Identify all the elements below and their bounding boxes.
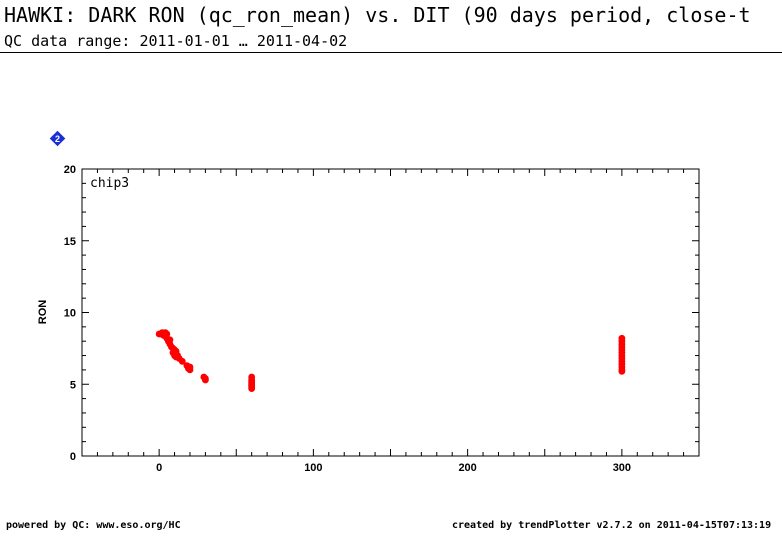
==
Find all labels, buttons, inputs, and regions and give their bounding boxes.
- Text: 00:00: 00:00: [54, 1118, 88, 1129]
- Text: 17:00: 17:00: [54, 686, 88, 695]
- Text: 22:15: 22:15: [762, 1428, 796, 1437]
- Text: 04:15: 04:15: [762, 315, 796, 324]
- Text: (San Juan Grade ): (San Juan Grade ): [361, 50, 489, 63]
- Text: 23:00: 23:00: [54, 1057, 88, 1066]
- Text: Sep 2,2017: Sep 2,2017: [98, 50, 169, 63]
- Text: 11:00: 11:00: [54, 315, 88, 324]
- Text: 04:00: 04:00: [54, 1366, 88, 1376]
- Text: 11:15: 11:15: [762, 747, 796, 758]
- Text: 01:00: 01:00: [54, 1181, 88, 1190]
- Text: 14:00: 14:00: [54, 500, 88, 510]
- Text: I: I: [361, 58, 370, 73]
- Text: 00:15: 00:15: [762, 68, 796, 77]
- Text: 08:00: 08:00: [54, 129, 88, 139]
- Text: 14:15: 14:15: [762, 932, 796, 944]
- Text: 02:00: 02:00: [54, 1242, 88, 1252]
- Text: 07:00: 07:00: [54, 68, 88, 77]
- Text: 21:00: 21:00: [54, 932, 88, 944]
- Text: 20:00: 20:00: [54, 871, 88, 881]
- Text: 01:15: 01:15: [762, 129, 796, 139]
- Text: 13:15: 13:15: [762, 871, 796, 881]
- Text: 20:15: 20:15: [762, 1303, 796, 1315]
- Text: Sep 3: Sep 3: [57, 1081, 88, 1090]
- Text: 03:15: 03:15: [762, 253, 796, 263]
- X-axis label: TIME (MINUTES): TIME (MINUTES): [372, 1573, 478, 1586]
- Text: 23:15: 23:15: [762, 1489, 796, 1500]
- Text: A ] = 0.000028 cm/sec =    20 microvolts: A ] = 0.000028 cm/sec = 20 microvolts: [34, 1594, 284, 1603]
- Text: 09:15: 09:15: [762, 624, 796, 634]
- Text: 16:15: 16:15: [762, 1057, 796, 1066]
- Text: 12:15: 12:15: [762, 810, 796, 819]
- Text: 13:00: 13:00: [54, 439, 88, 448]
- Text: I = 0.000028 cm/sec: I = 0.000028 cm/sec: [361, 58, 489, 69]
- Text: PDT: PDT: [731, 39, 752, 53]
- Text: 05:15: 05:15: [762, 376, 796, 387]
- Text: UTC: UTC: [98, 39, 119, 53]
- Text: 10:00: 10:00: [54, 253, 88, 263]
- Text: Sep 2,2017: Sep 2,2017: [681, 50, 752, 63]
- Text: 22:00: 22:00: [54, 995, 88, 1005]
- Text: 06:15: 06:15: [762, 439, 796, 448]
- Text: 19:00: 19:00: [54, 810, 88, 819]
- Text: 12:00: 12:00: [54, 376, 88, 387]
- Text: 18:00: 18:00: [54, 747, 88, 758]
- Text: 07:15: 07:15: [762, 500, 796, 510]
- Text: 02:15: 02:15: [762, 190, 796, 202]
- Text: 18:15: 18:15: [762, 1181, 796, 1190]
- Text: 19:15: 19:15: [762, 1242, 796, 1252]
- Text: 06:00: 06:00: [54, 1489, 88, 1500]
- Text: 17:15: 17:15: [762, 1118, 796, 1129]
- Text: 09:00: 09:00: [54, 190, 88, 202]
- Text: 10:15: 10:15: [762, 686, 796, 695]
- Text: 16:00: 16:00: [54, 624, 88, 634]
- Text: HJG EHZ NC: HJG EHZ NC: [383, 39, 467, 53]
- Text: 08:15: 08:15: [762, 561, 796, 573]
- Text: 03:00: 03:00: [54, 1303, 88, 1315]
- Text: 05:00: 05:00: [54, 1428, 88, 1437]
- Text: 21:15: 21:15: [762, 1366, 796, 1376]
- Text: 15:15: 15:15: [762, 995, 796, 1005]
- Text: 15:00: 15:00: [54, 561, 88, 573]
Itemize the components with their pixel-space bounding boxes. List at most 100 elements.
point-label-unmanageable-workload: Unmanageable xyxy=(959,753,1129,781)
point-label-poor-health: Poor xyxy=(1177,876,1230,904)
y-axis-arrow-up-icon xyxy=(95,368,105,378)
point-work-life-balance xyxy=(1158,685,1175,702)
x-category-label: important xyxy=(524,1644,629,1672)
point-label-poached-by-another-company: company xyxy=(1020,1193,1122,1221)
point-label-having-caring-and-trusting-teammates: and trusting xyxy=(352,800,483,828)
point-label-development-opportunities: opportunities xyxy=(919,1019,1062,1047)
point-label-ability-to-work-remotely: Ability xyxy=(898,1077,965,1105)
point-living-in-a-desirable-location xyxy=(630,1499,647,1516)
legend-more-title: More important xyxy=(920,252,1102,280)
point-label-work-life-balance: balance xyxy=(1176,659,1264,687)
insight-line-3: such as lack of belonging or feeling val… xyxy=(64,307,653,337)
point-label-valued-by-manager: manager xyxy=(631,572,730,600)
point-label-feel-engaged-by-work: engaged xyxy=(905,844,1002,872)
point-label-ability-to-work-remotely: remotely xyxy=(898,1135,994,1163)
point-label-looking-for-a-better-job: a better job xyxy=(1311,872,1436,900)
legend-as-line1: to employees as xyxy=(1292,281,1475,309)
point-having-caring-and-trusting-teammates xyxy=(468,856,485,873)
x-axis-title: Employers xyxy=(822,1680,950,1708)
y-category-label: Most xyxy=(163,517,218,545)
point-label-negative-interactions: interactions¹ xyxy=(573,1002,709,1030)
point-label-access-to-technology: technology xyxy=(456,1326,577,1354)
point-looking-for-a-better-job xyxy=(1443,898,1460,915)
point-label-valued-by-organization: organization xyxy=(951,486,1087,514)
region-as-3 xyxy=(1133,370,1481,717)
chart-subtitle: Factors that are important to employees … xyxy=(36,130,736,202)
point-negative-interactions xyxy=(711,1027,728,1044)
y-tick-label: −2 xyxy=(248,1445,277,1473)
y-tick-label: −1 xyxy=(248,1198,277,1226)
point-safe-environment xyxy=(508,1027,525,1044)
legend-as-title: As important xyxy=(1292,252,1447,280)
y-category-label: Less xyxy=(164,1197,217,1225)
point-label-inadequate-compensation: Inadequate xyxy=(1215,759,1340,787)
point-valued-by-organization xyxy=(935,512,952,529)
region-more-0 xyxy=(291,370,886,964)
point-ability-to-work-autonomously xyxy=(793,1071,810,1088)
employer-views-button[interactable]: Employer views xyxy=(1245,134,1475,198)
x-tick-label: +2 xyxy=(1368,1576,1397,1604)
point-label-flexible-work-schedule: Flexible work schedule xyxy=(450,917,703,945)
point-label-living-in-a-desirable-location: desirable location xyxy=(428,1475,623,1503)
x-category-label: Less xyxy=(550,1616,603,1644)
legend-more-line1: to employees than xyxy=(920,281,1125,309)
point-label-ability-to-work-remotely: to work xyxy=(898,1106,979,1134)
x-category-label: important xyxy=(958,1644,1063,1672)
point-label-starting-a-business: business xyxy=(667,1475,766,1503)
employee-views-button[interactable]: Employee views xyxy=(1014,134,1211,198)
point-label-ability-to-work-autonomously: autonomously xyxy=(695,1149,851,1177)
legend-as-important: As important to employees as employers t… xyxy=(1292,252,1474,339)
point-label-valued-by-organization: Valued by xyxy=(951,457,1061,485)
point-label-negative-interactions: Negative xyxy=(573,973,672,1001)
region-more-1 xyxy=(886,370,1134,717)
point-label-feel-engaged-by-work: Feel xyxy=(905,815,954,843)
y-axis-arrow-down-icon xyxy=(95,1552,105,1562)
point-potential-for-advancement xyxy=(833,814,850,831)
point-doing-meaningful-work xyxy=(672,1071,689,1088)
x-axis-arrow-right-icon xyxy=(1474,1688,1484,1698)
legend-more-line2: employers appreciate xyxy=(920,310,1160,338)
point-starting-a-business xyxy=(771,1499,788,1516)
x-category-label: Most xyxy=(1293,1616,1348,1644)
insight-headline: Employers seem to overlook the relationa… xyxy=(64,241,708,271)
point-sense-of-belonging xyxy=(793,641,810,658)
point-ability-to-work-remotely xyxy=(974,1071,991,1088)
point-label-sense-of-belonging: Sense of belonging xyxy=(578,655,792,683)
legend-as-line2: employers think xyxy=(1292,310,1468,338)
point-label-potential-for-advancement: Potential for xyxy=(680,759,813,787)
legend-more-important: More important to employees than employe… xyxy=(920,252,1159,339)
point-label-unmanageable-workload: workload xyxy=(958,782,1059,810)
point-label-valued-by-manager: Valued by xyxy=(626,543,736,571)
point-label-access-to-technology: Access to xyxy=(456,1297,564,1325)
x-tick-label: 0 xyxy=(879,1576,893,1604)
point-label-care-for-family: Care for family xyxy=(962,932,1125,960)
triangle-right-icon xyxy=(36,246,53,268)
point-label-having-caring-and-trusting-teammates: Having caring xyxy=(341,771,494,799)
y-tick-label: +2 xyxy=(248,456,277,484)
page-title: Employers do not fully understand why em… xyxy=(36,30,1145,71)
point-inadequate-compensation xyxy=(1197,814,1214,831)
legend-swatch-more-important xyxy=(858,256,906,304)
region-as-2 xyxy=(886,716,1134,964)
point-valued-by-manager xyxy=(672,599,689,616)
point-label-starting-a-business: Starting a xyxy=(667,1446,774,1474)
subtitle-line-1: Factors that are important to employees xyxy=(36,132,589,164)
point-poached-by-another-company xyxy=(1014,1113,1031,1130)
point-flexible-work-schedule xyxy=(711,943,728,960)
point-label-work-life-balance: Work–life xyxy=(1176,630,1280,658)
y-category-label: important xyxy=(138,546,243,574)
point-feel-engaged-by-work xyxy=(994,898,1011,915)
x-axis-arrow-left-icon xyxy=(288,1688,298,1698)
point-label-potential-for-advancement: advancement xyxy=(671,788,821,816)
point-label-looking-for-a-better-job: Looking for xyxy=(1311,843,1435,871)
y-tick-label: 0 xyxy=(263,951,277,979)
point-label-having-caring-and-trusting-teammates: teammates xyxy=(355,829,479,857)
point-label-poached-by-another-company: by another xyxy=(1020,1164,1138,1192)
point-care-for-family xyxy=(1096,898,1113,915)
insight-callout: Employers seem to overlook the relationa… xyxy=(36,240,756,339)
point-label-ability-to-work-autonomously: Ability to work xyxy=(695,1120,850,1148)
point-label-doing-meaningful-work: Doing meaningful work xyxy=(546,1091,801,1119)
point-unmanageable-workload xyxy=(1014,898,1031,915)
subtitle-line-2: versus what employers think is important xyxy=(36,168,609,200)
...
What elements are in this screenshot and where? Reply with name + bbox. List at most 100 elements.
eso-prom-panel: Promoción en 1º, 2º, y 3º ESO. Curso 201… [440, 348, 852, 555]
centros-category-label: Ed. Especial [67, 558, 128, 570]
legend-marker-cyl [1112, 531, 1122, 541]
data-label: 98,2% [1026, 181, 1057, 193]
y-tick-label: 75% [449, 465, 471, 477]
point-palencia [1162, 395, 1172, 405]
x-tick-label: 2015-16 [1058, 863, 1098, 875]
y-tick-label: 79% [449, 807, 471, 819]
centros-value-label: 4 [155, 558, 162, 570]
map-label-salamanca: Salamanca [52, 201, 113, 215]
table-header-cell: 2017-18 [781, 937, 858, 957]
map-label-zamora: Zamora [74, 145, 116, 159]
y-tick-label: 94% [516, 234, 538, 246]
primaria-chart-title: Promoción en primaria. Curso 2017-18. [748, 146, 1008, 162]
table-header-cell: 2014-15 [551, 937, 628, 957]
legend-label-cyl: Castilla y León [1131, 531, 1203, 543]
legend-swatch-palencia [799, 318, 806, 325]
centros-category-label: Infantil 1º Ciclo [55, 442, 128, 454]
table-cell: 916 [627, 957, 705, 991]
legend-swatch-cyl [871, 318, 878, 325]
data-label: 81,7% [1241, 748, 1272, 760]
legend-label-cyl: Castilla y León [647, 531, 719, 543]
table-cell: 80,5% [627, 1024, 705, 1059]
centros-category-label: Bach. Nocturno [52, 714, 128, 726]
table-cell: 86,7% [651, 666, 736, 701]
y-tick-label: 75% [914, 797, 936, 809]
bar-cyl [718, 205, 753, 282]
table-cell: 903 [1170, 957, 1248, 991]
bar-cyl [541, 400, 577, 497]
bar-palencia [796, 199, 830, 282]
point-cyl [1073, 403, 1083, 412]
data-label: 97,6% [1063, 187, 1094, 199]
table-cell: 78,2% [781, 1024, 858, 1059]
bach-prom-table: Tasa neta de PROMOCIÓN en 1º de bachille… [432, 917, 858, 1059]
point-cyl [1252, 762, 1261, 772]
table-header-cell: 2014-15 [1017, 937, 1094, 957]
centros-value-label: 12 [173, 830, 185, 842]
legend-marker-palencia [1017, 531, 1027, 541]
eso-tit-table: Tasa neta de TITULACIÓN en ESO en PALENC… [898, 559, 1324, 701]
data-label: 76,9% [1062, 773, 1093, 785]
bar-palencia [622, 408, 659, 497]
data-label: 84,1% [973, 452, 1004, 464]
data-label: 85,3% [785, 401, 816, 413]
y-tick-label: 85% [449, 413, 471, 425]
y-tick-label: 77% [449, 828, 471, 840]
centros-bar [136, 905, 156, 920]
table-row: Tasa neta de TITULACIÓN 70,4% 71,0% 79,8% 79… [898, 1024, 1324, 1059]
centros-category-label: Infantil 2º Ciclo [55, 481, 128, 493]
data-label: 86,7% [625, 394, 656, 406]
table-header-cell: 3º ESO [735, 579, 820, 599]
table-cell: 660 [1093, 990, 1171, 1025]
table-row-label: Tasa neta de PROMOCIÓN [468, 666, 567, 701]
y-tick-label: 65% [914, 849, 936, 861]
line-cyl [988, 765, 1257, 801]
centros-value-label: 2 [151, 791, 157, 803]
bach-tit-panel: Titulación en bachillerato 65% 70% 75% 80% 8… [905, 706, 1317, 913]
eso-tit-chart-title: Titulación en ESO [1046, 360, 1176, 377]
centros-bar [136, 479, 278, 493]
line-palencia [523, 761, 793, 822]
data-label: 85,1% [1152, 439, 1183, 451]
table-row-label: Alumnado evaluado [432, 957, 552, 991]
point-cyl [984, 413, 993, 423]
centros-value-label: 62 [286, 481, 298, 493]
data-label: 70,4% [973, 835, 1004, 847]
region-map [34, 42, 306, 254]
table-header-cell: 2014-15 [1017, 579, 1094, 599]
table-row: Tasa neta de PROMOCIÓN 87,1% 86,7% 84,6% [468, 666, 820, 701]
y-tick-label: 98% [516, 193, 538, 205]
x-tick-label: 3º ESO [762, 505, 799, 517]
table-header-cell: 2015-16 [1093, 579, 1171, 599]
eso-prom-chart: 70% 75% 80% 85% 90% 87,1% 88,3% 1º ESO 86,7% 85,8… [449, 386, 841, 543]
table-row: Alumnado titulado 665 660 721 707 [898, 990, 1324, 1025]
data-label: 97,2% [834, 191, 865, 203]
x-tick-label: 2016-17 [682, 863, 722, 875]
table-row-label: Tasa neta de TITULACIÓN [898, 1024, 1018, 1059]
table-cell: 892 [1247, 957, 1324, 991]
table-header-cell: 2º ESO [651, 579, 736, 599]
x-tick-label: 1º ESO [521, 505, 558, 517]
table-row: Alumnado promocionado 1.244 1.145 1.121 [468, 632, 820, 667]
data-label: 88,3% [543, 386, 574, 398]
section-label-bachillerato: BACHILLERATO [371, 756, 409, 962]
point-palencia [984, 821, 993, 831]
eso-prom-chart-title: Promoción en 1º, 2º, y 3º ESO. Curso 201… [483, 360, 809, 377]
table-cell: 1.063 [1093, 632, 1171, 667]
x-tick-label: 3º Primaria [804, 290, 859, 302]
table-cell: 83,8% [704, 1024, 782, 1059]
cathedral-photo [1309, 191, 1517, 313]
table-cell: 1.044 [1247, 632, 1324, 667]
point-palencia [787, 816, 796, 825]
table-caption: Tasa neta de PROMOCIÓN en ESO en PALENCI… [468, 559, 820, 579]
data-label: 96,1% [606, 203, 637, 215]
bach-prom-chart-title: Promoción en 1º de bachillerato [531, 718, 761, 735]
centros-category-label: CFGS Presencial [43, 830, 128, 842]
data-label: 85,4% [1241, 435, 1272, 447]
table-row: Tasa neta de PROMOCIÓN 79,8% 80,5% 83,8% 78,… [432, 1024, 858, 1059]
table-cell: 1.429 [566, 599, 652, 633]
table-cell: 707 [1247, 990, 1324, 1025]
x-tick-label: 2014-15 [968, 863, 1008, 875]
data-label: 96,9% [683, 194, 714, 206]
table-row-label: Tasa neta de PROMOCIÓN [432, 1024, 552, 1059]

* _GIVEN PROBLEM_: Pull out every line in the material above that contains the string "schedule".

* _RESPONSE TO THE TASK_:
point-label-flexible-work-schedule: Flexible work schedule xyxy=(450,917,703,945)
point-flexible-work-schedule xyxy=(711,943,728,960)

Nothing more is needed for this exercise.